Problem: Please pull out every line that includes the string "구리자원회수시설".

Records for this exercise:
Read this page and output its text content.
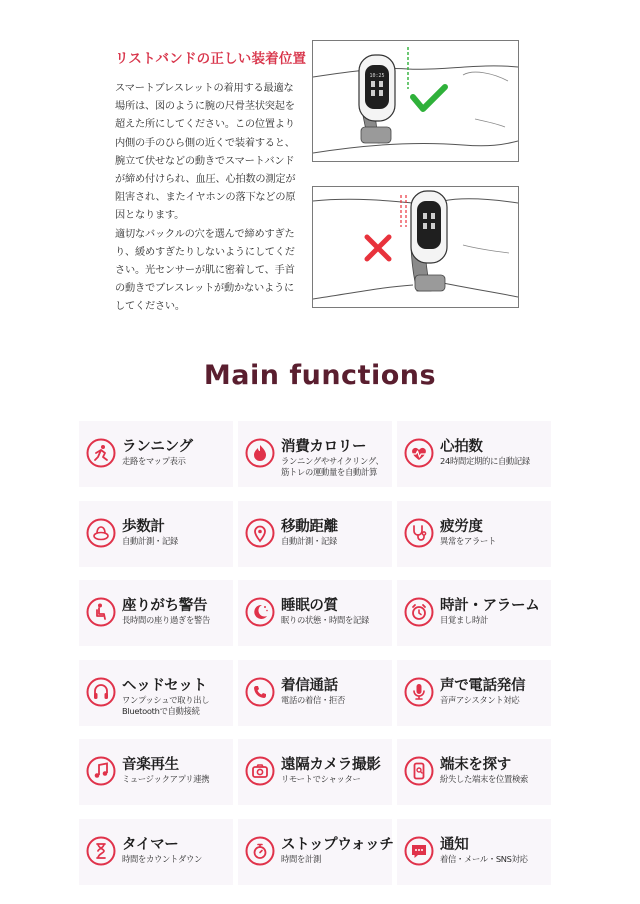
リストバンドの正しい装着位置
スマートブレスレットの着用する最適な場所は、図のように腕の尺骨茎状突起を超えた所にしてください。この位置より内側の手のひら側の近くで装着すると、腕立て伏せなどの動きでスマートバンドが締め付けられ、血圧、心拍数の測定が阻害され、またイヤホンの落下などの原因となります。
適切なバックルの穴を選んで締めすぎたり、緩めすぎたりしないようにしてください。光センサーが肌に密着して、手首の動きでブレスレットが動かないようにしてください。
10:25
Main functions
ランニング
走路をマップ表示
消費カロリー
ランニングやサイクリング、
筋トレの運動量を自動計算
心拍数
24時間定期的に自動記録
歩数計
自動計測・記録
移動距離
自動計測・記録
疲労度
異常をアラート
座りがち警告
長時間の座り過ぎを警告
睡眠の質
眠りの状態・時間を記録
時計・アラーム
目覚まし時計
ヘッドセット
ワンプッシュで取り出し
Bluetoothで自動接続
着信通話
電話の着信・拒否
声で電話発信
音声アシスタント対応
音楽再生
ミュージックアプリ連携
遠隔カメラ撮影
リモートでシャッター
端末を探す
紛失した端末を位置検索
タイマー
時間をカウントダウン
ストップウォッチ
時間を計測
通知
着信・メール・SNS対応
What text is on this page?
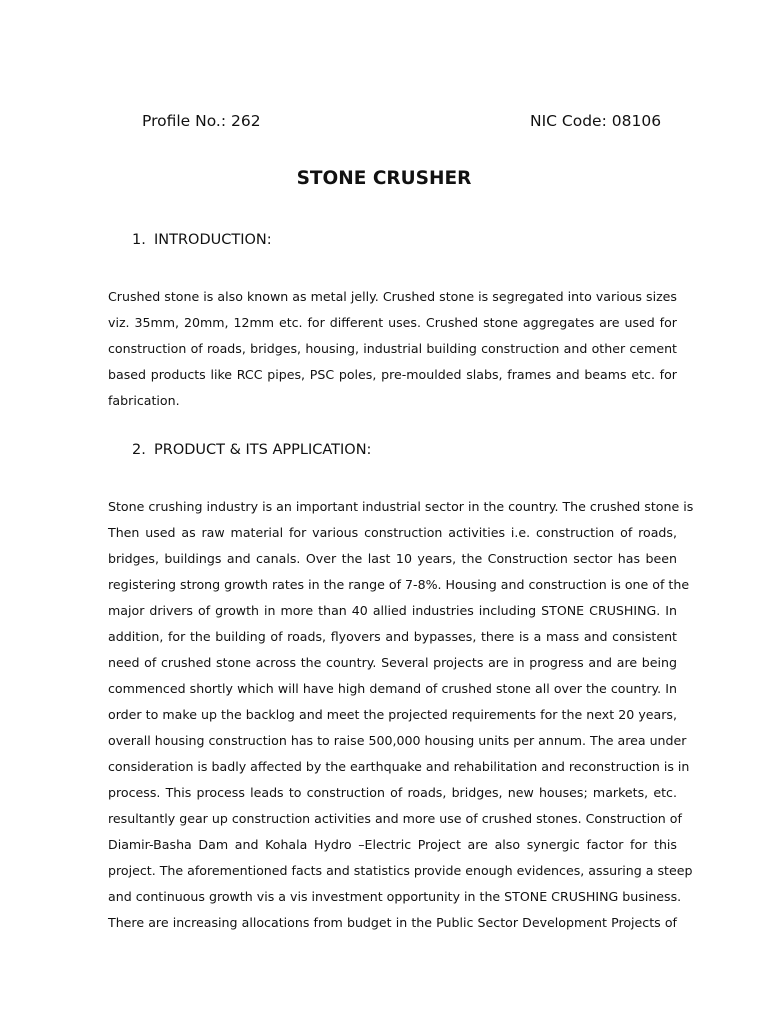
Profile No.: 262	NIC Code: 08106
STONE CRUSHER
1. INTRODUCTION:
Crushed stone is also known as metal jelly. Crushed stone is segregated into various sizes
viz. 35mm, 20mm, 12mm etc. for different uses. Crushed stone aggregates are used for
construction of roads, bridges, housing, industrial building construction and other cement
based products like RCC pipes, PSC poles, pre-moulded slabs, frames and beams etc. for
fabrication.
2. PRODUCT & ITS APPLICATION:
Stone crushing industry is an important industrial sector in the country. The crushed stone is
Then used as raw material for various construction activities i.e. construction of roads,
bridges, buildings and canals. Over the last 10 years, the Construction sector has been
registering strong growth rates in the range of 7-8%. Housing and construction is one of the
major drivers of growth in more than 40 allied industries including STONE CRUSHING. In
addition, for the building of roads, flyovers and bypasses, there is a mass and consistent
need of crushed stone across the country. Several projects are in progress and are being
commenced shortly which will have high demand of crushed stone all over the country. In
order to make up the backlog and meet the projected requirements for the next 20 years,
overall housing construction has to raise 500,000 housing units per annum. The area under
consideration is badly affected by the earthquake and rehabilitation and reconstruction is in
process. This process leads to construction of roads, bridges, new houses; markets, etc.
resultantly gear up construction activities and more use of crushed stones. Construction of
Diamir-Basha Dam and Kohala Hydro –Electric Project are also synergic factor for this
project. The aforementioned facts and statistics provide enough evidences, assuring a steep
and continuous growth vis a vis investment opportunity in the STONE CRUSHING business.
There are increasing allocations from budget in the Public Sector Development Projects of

...

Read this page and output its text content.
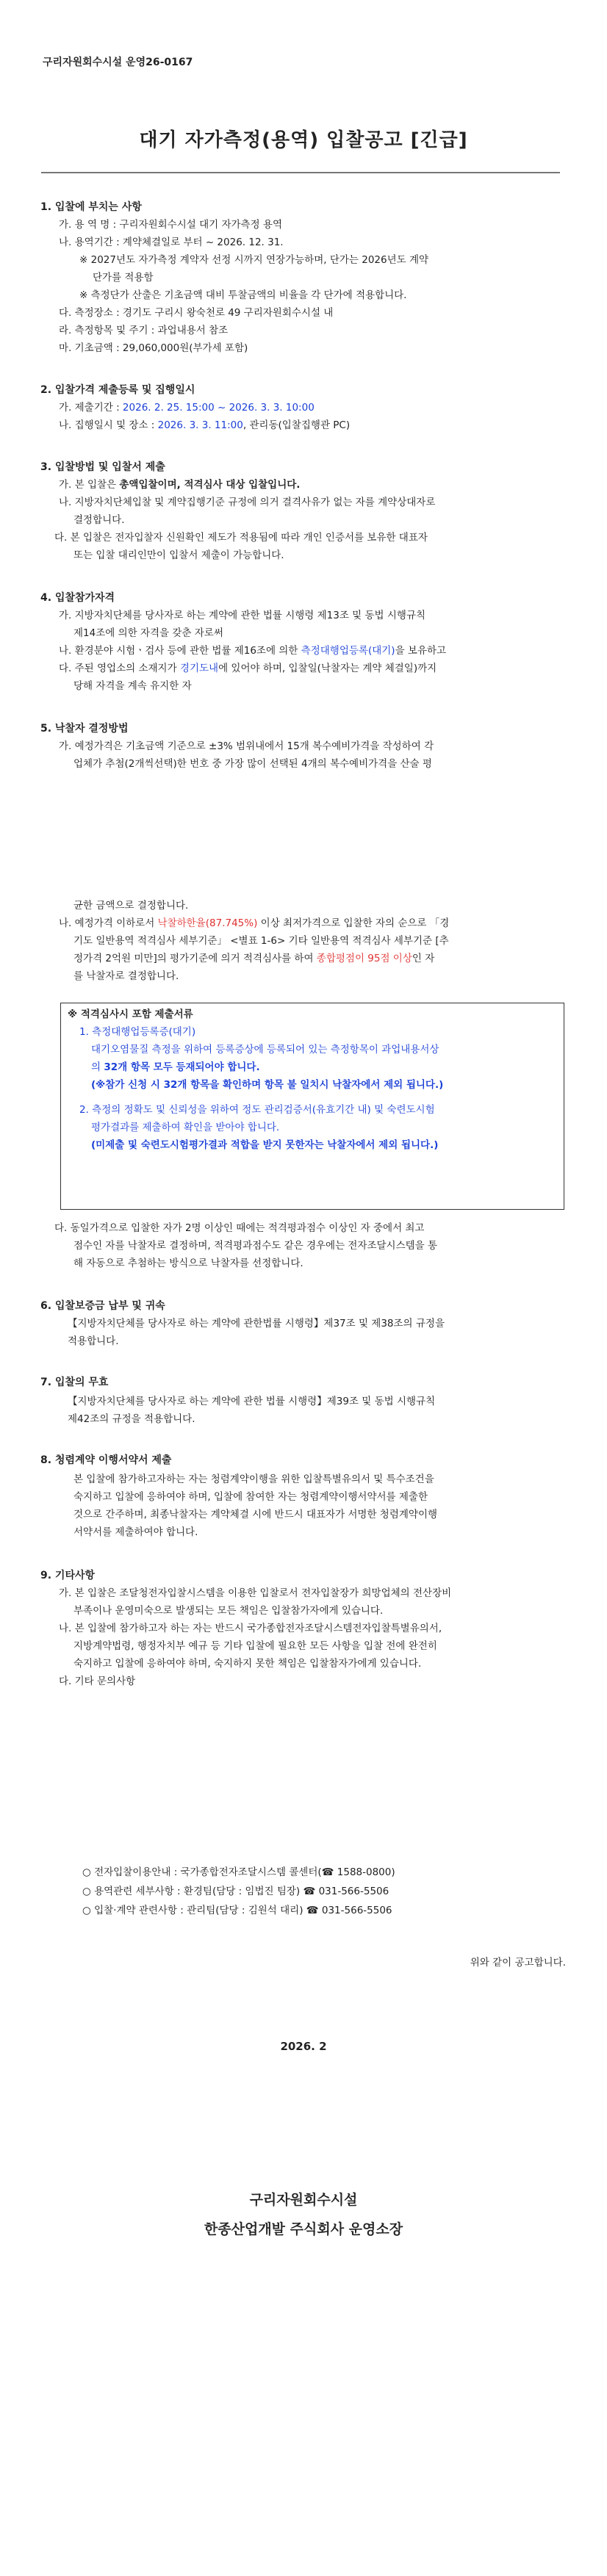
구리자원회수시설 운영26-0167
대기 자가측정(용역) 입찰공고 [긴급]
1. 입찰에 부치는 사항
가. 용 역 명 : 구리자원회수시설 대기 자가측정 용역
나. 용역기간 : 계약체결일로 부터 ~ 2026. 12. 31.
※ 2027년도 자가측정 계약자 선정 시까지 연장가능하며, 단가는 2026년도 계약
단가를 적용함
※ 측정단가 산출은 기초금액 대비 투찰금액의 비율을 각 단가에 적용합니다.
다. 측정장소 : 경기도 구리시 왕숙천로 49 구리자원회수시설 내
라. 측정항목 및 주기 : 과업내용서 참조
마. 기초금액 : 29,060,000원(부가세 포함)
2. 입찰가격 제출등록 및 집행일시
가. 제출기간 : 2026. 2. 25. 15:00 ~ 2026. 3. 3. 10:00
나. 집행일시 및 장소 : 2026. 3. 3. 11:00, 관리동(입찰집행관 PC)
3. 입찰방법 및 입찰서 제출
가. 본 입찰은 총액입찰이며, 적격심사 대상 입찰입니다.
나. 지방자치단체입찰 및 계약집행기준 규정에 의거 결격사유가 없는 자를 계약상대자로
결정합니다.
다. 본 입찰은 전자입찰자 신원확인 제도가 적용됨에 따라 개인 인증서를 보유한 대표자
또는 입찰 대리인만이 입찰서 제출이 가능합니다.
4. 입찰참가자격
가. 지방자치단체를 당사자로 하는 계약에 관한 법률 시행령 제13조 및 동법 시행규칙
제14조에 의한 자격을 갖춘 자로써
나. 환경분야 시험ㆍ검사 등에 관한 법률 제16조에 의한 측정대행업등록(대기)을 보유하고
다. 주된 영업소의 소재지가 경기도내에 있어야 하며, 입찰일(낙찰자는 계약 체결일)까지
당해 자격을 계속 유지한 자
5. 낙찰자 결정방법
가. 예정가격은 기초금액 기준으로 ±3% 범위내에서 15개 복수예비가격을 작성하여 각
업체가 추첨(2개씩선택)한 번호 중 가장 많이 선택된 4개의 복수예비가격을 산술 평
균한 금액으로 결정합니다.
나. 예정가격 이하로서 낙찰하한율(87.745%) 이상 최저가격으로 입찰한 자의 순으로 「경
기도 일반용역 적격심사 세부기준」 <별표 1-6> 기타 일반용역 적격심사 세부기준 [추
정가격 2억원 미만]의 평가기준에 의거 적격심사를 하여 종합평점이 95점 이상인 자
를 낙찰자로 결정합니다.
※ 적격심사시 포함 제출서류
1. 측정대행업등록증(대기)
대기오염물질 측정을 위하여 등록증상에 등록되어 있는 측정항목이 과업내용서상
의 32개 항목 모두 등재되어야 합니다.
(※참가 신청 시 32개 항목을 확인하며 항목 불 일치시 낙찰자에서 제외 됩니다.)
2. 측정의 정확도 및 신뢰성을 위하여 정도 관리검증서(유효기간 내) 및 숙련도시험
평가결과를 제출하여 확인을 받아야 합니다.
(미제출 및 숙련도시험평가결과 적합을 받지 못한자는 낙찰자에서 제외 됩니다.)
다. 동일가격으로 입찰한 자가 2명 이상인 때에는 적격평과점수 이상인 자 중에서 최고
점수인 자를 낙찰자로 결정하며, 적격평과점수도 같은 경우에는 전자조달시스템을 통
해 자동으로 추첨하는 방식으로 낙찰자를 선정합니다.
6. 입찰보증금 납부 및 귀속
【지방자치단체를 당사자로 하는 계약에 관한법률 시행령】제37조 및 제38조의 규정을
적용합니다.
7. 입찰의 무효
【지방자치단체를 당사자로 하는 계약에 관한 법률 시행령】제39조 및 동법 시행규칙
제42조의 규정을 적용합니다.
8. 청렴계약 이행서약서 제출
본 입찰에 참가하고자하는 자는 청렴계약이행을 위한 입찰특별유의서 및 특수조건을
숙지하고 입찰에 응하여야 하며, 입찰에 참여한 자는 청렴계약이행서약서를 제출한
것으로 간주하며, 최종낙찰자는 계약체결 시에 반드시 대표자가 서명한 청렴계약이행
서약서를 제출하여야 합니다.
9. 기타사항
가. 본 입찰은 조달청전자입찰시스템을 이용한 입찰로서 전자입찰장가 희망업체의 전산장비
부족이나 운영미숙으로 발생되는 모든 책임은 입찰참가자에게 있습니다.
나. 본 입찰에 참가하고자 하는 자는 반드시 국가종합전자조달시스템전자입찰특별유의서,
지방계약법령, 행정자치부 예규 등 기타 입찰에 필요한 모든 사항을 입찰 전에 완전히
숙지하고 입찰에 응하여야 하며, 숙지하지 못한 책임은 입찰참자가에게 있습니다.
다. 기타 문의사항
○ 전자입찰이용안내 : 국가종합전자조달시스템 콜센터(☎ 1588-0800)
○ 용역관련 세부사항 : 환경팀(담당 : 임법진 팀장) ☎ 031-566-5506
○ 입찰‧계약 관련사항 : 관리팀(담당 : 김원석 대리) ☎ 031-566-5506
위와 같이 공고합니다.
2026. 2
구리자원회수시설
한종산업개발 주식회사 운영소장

Written response:
구리자원회수시설 운영26-0167
가. 용 역 명 : 구리자원회수시설 대기 자가측정 용역
다. 측정장소 : 경기도 구리시 왕숙천로 49 구리자원회수시설 내
구리자원회수시설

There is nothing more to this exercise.